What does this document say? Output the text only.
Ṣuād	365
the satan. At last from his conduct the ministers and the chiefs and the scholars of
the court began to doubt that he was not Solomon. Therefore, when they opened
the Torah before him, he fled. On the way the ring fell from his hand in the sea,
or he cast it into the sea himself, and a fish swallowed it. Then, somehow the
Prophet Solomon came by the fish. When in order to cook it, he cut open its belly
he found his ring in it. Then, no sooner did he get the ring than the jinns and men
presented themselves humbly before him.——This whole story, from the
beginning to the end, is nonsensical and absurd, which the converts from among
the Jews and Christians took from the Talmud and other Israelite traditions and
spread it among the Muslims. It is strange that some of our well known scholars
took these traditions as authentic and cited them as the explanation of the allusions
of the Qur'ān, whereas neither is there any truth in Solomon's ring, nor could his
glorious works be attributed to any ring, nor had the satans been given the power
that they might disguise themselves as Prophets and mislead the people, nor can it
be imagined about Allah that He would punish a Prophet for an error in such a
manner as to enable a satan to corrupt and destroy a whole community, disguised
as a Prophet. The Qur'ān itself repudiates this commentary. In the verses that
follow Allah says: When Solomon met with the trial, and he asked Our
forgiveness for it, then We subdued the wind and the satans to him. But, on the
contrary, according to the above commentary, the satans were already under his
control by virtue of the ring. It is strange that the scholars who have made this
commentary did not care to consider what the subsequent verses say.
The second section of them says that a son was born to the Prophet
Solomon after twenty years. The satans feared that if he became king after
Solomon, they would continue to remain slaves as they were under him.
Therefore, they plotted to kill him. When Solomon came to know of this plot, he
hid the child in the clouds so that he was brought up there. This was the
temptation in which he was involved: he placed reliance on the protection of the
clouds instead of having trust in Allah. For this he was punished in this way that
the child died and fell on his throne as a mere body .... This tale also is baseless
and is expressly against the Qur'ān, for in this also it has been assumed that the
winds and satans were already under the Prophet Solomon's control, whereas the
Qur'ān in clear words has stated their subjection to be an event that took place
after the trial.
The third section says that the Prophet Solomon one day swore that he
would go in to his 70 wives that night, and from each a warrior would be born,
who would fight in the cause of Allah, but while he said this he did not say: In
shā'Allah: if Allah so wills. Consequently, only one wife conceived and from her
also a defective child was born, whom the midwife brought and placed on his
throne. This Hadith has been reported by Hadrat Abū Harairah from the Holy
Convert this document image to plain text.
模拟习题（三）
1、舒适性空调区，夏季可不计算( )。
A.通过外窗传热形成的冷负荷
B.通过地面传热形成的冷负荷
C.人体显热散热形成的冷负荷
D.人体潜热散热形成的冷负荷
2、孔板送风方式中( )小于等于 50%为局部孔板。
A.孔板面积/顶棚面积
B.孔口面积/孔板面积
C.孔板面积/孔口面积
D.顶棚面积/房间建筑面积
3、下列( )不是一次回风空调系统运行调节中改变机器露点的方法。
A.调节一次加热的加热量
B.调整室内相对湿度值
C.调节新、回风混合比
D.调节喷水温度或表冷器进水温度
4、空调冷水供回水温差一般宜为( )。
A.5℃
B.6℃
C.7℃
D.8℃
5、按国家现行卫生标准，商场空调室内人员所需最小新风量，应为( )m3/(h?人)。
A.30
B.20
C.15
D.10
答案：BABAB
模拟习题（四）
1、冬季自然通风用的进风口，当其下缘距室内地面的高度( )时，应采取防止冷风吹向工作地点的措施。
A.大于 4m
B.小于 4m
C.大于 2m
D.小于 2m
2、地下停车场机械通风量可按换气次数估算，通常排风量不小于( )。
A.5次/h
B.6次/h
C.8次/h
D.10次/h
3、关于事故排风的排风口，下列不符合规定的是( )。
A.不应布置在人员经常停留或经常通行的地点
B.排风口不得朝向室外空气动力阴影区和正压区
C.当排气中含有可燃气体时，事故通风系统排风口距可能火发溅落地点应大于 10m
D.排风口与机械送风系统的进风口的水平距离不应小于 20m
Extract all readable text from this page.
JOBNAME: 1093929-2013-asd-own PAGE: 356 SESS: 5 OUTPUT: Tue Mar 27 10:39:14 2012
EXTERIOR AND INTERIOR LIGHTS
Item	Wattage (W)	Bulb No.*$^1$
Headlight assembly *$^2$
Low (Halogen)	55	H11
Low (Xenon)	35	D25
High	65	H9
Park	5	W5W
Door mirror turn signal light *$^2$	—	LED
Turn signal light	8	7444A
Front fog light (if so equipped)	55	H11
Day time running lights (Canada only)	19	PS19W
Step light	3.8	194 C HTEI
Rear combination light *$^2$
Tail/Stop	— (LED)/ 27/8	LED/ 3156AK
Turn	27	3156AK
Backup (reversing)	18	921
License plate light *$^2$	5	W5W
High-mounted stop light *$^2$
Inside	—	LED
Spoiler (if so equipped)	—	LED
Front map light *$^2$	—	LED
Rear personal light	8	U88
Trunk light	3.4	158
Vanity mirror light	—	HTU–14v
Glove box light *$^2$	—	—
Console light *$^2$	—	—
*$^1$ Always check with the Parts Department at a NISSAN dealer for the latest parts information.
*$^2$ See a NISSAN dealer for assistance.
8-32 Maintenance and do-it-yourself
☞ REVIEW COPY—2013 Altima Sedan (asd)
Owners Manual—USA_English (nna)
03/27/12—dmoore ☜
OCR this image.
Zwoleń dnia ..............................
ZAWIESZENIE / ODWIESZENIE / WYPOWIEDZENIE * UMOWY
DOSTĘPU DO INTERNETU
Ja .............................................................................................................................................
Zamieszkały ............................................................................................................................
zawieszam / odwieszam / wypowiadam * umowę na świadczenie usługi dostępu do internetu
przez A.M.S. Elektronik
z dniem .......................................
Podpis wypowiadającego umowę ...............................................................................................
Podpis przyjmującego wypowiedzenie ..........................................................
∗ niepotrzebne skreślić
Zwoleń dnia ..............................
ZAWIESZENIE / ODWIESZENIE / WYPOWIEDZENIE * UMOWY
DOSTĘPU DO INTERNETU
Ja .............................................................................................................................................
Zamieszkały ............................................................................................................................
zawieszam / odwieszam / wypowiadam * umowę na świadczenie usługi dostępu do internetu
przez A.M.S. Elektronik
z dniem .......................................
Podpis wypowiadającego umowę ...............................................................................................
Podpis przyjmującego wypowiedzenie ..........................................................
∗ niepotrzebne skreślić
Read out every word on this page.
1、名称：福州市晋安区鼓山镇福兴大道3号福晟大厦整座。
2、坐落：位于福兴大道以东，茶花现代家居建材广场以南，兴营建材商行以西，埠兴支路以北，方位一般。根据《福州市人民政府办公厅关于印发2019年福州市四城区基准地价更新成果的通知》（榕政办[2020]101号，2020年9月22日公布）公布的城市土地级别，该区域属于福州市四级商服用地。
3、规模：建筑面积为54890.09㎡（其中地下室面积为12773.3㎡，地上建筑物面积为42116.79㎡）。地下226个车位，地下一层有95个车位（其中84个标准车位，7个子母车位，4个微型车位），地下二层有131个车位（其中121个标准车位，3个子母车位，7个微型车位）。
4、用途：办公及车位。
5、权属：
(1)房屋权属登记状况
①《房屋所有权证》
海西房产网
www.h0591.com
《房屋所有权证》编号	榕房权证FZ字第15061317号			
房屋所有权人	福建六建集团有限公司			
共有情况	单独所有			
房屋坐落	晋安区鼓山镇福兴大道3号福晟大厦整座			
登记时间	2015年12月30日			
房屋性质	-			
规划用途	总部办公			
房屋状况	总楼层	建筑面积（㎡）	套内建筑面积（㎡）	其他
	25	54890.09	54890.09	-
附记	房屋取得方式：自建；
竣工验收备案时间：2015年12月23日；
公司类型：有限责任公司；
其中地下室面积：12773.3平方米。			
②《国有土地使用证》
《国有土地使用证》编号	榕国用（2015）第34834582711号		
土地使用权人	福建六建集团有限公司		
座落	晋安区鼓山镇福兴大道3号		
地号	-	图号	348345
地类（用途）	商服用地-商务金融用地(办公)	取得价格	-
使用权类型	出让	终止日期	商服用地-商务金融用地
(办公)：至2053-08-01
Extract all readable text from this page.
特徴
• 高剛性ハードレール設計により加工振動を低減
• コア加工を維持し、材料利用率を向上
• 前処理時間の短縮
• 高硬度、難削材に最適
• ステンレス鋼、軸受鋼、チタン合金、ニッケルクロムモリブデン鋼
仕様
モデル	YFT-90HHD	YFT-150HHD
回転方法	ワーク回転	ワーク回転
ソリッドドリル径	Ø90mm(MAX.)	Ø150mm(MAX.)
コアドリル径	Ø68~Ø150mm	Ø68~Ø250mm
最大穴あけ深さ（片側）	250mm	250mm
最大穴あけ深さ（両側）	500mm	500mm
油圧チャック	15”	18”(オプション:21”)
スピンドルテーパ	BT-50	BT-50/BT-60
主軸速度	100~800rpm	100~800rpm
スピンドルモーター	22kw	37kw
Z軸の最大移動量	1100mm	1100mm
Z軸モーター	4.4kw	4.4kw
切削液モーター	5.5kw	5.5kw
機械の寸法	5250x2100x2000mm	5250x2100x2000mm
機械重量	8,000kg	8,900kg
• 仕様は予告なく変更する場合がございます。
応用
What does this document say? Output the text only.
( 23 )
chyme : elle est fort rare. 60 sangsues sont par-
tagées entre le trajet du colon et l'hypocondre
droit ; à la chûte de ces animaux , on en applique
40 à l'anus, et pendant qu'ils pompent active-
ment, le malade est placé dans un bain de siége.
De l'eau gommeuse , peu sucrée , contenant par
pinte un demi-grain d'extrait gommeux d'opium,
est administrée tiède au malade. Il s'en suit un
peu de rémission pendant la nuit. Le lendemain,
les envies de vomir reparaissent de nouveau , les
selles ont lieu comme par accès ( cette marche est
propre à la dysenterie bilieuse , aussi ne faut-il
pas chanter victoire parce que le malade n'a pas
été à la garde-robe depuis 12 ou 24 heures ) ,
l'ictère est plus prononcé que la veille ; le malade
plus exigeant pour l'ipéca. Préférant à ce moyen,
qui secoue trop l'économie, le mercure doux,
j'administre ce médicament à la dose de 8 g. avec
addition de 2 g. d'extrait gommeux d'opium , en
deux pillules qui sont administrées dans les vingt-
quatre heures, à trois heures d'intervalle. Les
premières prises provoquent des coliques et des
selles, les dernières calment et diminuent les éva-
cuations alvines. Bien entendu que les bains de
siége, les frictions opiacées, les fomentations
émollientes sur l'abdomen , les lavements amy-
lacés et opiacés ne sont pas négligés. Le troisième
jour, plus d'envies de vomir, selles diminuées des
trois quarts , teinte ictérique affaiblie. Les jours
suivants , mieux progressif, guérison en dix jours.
━━━━━━━━━━━━━━━━━━━━
## What needs to be done:
How many lines in the records above contain the word "equipped"? Reply with the number and nothing more.

## Solution below:
2